▶ **Task prompt**:
Pull out every line in the material below that contains the string "arrow", treating case as significant.

>> begin

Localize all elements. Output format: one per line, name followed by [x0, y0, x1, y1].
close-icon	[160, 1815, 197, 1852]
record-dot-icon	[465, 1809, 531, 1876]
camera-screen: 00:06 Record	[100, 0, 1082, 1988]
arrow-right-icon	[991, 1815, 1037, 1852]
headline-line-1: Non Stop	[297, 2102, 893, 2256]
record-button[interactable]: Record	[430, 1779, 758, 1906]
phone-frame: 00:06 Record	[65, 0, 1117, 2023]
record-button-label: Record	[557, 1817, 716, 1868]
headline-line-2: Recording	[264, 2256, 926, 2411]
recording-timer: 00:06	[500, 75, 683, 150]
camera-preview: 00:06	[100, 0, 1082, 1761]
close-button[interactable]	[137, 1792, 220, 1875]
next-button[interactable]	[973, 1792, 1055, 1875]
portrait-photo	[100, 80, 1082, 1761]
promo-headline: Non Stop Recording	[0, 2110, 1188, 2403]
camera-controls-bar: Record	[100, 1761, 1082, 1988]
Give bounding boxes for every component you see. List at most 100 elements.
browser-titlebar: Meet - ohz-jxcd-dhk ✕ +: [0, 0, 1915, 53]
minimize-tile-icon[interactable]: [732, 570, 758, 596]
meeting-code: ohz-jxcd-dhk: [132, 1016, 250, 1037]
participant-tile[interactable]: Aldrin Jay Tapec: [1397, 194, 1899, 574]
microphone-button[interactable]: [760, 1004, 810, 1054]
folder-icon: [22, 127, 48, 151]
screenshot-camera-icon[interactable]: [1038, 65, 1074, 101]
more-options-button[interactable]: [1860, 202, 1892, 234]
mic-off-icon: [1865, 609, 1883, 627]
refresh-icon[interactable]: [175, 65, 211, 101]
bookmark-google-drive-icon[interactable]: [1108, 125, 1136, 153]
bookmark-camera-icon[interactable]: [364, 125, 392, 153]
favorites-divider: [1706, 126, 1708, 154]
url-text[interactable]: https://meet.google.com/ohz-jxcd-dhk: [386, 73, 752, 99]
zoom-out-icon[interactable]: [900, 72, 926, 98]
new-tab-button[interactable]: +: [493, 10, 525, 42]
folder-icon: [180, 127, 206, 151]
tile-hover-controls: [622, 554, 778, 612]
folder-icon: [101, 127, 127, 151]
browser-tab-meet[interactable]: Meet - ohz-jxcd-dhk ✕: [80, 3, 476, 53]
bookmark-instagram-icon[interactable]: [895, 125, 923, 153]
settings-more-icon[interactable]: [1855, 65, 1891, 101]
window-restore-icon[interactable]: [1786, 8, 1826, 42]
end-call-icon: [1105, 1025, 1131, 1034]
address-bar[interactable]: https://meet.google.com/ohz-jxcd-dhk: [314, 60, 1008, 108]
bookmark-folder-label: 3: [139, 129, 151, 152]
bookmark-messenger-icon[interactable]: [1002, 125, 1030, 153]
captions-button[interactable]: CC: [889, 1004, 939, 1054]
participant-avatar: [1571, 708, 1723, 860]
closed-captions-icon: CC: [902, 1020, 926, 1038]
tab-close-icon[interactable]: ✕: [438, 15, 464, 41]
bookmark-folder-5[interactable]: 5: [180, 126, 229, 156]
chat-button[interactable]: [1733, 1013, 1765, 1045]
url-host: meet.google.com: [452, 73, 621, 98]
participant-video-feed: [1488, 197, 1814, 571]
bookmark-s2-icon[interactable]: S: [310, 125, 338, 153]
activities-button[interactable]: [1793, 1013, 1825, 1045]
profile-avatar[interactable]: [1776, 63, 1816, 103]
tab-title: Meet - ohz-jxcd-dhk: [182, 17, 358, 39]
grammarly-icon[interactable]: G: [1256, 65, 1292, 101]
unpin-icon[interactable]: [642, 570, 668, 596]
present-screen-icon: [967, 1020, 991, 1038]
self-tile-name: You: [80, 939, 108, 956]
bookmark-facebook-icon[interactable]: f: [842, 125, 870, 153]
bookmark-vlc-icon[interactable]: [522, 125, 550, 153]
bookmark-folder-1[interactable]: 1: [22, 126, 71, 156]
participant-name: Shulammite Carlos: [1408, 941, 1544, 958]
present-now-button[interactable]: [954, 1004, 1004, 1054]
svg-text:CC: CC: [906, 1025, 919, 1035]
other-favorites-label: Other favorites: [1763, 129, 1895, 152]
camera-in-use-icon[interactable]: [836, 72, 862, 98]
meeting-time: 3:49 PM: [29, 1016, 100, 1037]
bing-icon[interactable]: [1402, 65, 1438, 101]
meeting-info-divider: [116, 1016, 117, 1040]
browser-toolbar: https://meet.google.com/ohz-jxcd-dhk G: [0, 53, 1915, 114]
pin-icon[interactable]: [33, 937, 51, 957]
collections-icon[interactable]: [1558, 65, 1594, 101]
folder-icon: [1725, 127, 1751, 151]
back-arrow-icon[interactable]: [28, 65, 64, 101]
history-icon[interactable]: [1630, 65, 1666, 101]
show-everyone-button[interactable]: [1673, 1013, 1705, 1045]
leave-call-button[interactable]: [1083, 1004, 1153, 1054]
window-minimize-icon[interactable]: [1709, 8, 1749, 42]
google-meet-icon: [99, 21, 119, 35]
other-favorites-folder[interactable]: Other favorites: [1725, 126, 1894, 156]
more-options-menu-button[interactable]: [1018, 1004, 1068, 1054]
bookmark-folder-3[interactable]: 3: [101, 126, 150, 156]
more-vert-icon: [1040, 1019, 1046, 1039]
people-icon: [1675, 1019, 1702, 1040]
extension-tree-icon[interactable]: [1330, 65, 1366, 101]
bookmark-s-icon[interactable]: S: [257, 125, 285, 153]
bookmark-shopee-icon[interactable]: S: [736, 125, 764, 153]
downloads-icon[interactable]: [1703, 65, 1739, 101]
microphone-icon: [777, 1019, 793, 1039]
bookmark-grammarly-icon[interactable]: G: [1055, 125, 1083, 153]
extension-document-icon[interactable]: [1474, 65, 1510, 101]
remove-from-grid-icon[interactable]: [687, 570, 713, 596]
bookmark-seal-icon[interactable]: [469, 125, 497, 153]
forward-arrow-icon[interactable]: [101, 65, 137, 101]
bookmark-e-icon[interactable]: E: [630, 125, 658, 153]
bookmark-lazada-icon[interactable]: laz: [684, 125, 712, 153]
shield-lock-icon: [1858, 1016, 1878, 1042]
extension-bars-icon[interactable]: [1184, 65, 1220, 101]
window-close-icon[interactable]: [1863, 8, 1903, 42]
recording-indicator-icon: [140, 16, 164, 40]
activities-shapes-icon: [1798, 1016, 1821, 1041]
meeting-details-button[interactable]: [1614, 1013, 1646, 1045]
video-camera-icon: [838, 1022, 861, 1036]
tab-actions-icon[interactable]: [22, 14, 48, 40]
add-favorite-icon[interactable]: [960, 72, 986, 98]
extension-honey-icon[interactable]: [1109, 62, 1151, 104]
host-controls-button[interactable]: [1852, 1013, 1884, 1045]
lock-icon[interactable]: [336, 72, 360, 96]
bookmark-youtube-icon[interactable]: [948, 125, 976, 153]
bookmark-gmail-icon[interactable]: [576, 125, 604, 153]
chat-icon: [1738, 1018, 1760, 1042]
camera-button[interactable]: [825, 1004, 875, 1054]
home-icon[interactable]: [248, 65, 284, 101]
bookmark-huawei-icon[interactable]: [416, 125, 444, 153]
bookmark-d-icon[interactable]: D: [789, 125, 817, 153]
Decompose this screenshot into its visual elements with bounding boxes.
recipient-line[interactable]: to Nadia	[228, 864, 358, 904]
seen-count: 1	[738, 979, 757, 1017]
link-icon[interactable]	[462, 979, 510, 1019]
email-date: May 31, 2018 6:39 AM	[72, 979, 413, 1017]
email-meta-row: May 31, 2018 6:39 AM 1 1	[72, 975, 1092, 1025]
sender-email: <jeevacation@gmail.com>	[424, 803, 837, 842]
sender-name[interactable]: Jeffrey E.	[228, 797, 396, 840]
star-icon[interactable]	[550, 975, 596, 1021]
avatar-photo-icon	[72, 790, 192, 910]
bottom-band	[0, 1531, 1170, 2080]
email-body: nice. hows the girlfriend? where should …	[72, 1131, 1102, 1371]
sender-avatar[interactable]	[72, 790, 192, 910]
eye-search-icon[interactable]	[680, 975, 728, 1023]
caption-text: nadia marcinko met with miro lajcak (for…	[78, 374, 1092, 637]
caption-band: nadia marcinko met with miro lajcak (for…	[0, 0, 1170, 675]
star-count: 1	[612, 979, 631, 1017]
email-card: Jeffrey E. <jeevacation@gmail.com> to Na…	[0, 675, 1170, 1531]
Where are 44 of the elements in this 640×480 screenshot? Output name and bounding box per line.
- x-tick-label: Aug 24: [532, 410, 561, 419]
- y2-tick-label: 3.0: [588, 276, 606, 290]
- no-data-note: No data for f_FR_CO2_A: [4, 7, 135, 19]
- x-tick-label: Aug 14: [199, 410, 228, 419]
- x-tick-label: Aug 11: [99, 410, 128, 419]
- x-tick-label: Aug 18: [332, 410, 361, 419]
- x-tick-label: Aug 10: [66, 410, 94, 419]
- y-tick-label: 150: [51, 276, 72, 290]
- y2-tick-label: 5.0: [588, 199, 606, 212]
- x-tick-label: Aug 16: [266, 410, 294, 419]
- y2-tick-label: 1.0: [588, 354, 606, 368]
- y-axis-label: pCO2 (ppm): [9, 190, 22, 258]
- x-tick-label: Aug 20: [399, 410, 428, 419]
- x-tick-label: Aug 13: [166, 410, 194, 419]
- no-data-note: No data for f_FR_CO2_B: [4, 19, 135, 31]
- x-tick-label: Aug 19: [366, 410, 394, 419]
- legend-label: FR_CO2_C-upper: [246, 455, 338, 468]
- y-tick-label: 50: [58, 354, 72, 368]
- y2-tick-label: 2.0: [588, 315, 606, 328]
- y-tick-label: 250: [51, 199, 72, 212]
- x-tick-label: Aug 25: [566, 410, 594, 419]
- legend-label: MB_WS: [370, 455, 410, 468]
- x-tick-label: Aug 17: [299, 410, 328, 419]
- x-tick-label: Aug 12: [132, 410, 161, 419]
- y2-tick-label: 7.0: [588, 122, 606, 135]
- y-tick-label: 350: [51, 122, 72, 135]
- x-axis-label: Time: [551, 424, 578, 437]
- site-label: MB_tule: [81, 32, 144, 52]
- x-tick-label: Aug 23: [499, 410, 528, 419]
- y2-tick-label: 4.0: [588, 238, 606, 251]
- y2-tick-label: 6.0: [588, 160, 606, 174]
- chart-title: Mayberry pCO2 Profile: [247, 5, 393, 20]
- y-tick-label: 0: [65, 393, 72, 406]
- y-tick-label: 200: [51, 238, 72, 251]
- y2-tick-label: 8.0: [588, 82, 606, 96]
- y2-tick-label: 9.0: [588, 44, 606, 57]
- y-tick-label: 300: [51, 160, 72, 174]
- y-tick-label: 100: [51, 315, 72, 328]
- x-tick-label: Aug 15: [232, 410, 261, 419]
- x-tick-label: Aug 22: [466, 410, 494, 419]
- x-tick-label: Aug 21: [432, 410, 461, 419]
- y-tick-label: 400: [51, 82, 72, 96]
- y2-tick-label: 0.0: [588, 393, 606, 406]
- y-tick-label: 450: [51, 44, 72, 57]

>> end

▶ **Full solution**:
arrow-right-icon	[991, 1815, 1037, 1852]
back-arrow-icon[interactable]: [28, 65, 64, 101]
forward-arrow-icon[interactable]: [101, 65, 137, 101]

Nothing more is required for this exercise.